Reproduce the listing below exactly, minus its pictures.
====================
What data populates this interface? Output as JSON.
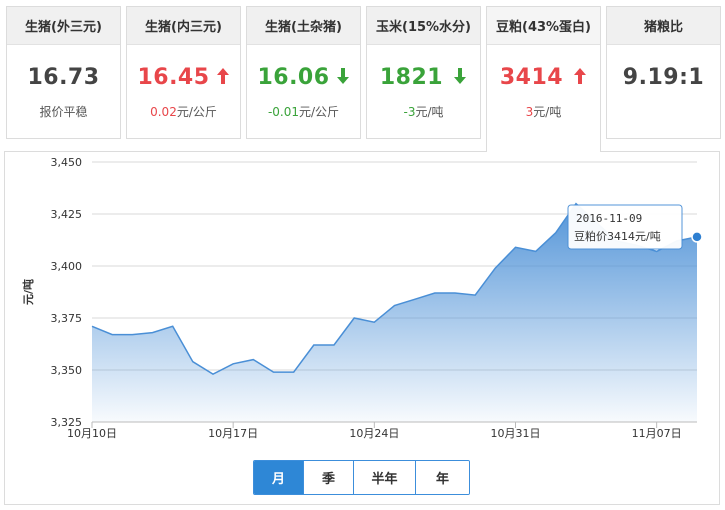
{
  "cards": [
    {
      "title": "生猪(外三元)",
      "price": "16.73",
      "trend": "flat",
      "sub": "报价平稳",
      "sub_change": "",
      "sub_unit": ""
    },
    {
      "title": "生猪(内三元)",
      "price": "16.45",
      "trend": "up",
      "sub": "",
      "sub_change": "0.02",
      "sub_unit": "元/公斤"
    },
    {
      "title": "生猪(土杂猪)",
      "price": "16.06",
      "trend": "down",
      "sub": "",
      "sub_change": "-0.01",
      "sub_unit": "元/公斤"
    },
    {
      "title": "玉米(15%水分)",
      "price": "1821",
      "trend": "down",
      "sub": "",
      "sub_change": "-3",
      "sub_unit": "元/吨"
    },
    {
      "title": "豆粕(43%蛋白)",
      "price": "3414",
      "trend": "up",
      "sub": "",
      "sub_change": "3",
      "sub_unit": "元/吨",
      "active": true
    },
    {
      "title": "猪粮比",
      "price": "9.19:1",
      "trend": "flat",
      "sub": "",
      "sub_change": "",
      "sub_unit": ""
    }
  ],
  "colors": {
    "up": "#e8464a",
    "down": "#3aa33a",
    "accent": "#2e87d6",
    "line": "#4a8fd6"
  },
  "tooltip": {
    "date": "2016-11-09",
    "label": "豆粕价",
    "value": "3414",
    "unit": "元/吨"
  },
  "range_tabs": [
    {
      "label": "月",
      "selected": true
    },
    {
      "label": "季",
      "selected": false
    },
    {
      "label": "半年",
      "selected": false
    },
    {
      "label": "年",
      "selected": false
    }
  ],
  "chart_data": {
    "type": "area",
    "ylabel": "元/吨",
    "ylim": [
      3325,
      3450
    ],
    "yticks": [
      "3,325",
      "3,350",
      "3,375",
      "3,400",
      "3,425",
      "3,450"
    ],
    "ytick_values": [
      3325,
      3350,
      3375,
      3400,
      3425,
      3450
    ],
    "xticks": [
      {
        "label": "10月10日",
        "date": "2016-10-10"
      },
      {
        "label": "10月17日",
        "date": "2016-10-17"
      },
      {
        "label": "10月24日",
        "date": "2016-10-24"
      },
      {
        "label": "10月31日",
        "date": "2016-10-31"
      },
      {
        "label": "11月07日",
        "date": "2016-11-07"
      }
    ],
    "grid": true,
    "legend": "none",
    "x": [
      "2016-10-10",
      "2016-10-11",
      "2016-10-12",
      "2016-10-13",
      "2016-10-14",
      "2016-10-15",
      "2016-10-16",
      "2016-10-17",
      "2016-10-18",
      "2016-10-19",
      "2016-10-20",
      "2016-10-21",
      "2016-10-22",
      "2016-10-23",
      "2016-10-24",
      "2016-10-25",
      "2016-10-26",
      "2016-10-27",
      "2016-10-28",
      "2016-10-29",
      "2016-10-30",
      "2016-10-31",
      "2016-11-01",
      "2016-11-02",
      "2016-11-03",
      "2016-11-04",
      "2016-11-05",
      "2016-11-06",
      "2016-11-07",
      "2016-11-08",
      "2016-11-09"
    ],
    "values": [
      3371,
      3367,
      3367,
      3368,
      3371,
      3354,
      3348,
      3353,
      3355,
      3349,
      3349,
      3362,
      3362,
      3375,
      3373,
      3381,
      3384,
      3387,
      3387,
      3386,
      3399,
      3409,
      3407,
      3416,
      3430,
      3421,
      3412,
      3410,
      3407,
      3412,
      3414
    ],
    "highlight_index": 30
  }
}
====================
RESULT OF THE TASK:
What data populates this interface? Output as JSON.
{
  "cards": [
    {
      "title": "生猪(外三元)",
      "price": "16.73",
      "trend": "flat",
      "sub": "报价平稳",
      "sub_change": "",
      "sub_unit": ""
    },
    {
      "title": "生猪(内三元)",
      "price": "16.45",
      "trend": "up",
      "sub": "",
      "sub_change": "0.02",
      "sub_unit": "元/公斤"
    },
    {
      "title": "生猪(土杂猪)",
      "price": "16.06",
      "trend": "down",
      "sub": "",
      "sub_change": "-0.01",
      "sub_unit": "元/公斤"
    },
    {
      "title": "玉米(15%水分)",
      "price": "1821",
      "trend": "down",
      "sub": "",
      "sub_change": "-3",
      "sub_unit": "元/吨"
    },
    {
      "title": "豆粕(43%蛋白)",
      "price": "3414",
      "trend": "up",
      "sub": "",
      "sub_change": "3",
      "sub_unit": "元/吨",
      "active": true
    },
    {
      "title": "猪粮比",
      "price": "9.19:1",
      "trend": "flat",
      "sub": "",
      "sub_change": "",
      "sub_unit": ""
    }
  ],
  "colors": {
    "up": "#e8464a",
    "down": "#3aa33a",
    "accent": "#2e87d6",
    "line": "#4a8fd6"
  },
  "tooltip": {
    "date": "2016-11-09",
    "label": "豆粕价",
    "value": "3414",
    "unit": "元/吨"
  },
  "range_tabs": [
    {
      "label": "月",
      "selected": true
    },
    {
      "label": "季",
      "selected": false
    },
    {
      "label": "半年",
      "selected": false
    },
    {
      "label": "年",
      "selected": false
    }
  ],
  "chart_data": {
    "type": "area",
    "ylabel": "元/吨",
    "ylim": [
      3325,
      3450
    ],
    "yticks": [
      "3,325",
      "3,350",
      "3,375",
      "3,400",
      "3,425",
      "3,450"
    ],
    "ytick_values": [
      3325,
      3350,
      3375,
      3400,
      3425,
      3450
    ],
    "xticks": [
      {
        "label": "10月10日",
        "date": "2016-10-10"
      },
      {
        "label": "10月17日",
        "date": "2016-10-17"
      },
      {
        "label": "10月24日",
        "date": "2016-10-24"
      },
      {
        "label": "10月31日",
        "date": "2016-10-31"
      },
      {
        "label": "11月07日",
        "date": "2016-11-07"
      }
    ],
    "grid": true,
    "legend": "none",
    "x": [
      "2016-10-10",
      "2016-10-11",
      "2016-10-12",
      "2016-10-13",
      "2016-10-14",
      "2016-10-15",
      "2016-10-16",
      "2016-10-17",
      "2016-10-18",
      "2016-10-19",
      "2016-10-20",
      "2016-10-21",
      "2016-10-22",
      "2016-10-23",
      "2016-10-24",
      "2016-10-25",
      "2016-10-26",
      "2016-10-27",
      "2016-10-28",
      "2016-10-29",
      "2016-10-30",
      "2016-10-31",
      "2016-11-01",
      "2016-11-02",
      "2016-11-03",
      "2016-11-04",
      "2016-11-05",
      "2016-11-06",
      "2016-11-07",
      "2016-11-08",
      "2016-11-09"
    ],
    "values": [
      3371,
      3367,
      3367,
      3368,
      3371,
      3354,
      3348,
      3353,
      3355,
      3349,
      3349,
      3362,
      3362,
      3375,
      3373,
      3381,
      3384,
      3387,
      3387,
      3386,
      3399,
      3409,
      3407,
      3416,
      3430,
      3421,
      3412,
      3410,
      3407,
      3412,
      3414
    ],
    "highlight_index": 30
  }
}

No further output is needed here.